[Tasks]
a - Can you rewrite the paragraph beginning "This roving motorcycle gang" in the excerpt on fifth-generation air operations below, shorter and keeping its main facts?
b - Answer these questions from the excerpt on fifth-generation air operations below:
(i) What does CNI stand for?
(ii) If the only mission is getting rid of SAMs, what can be taken off the scope?
(iii) Instead of two airplanes filling one piece of the sky, how many does the speaker say are needed now?

[Selected text]
☆ ☆ ☆ ☆ ☆ ☆ ☆
Now with the 360-degree sensor coverage that comes from both better onboard sensors and the ability of the 5th gen platforms to share sensor data amongst them providing advanced situational awareness, you’re not tethered to traditional tactics. Instead of two airplanes filling one piece of the sky, I only need one; and that plane’s covering a bigger piece of the sky.  And now I can have my wingmen and other flight elements further out extending the friendly presence in the battlespace while simultaneously restricting the enemy’s use of the same.  By moving independently we can be much more flexible than before.

For C2 you obviously need to know where your planes are; you need awareness of where your own forces are operating.  You need a common operational picture (COP), which is given both by what you can see from deeply penetrating an adversaries battlespace as well as what can communicated to the point of spear within that battlespace.

And you will adjust what you do with the COP. Your common operational picture may or may not include enemy tank forces.  If your only mission is to get rid of SAMs today, you don’t really care and you can take those off your scope.

But the next day, your mission may be a Libya mission where you’re out there and supposed to be finding the tanks.  You need the ability to put those on your scope. You need to be able to communicate where all these things are because you don’t know ahead of time what your mission is going to be.  The networks need to be able to connect the disparate platforms and provide the right information at the right time to the users that need it.

Part of the High-High Mix but operational over the spectrum of operations, the combat systems enterprise of the F-35 is a game changer. (Credit: Lockheed Martin Photo)Part of the High-High Mix but operational over the spectrum of operations, the combat systems enterprise of the F-35 is a game changer. (Credit: Lockheed Martin Photo)

This roving motorcycle gang, as it’s been called sometime, is essentially the freedom to maneuver.  It allows the human brain to look at what’s on the scope and provide dynamic direction.   The more SA you have concerning where your own forces are located and what their capabilities are, and the more you sense and can figure out what the enemy force is doing, then you can better take the optimal path of attack. This approach can be contrasted with the legacy-preplanned mindset where we determine in advance our tactics and targets. It is more of a flow and shaping of tactics against the reality of the evolving battlespace environment and enhancing your ability to complicate the adversaries approach to defense.

Q:  This fleet operating in a distributed operations environment or operating like a roving motorcycle gang also means that your force is much harder to defeat.  The adversary can’t know in advance with complete certainty how the Blue team is going to attack or what they’re going to attack.

Former Senior USAF Officer: The fifth gen isn’t just about stealth obviously; it is also about information dominance.  These two capabilities allow the 5th gen assets the ability to freely move.  And you can freely move because you know where everyone is as much as possible. CNI is a critical part of this operational capability. CNI is not just a bunch of federated radios that do one single function.

Q: What does CNI stand for?

Former Senior USAF Officer: CNI is Communication Navigation Identification.
☆ ☆ ☆ ☆ ☆ ☆ ☆
[Recorded data]
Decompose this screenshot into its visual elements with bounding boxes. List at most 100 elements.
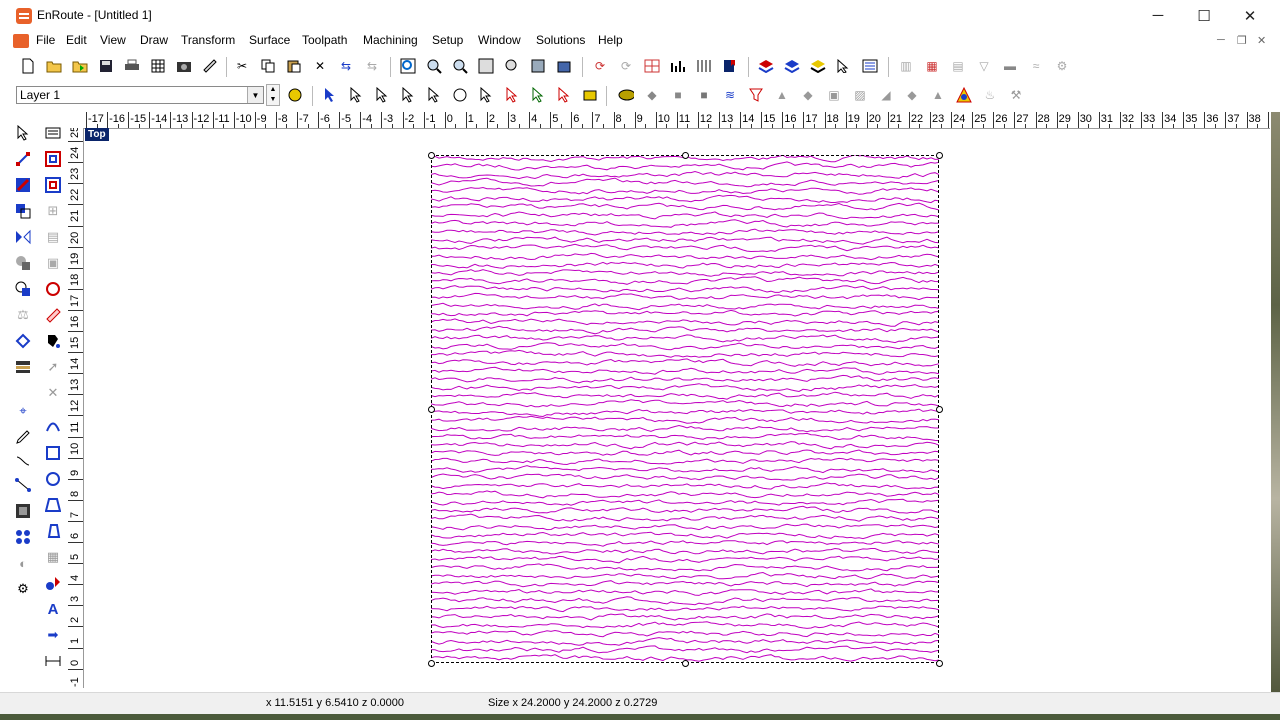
☆ ☆ ☆ ☆ ☆ ☆ ☆
[In response]
a - The "roving motorcycle gang" approach is essentially freedom to maneuver. A human looks at what is on the scope and gives dynamic direction. The more situational awareness there is about where friendly forces are and what they can do, and about what the enemy is doing, the better the optimal path of attack can be chosen. Unlike the legacy mindset of deciding tactics and targets in advance, it shapes tactics to the evolving battlespace and complicates the adversary's defense.

b -
(i) Communication Navigation Identification.
(ii) Enemy tank forces.
(iii) One.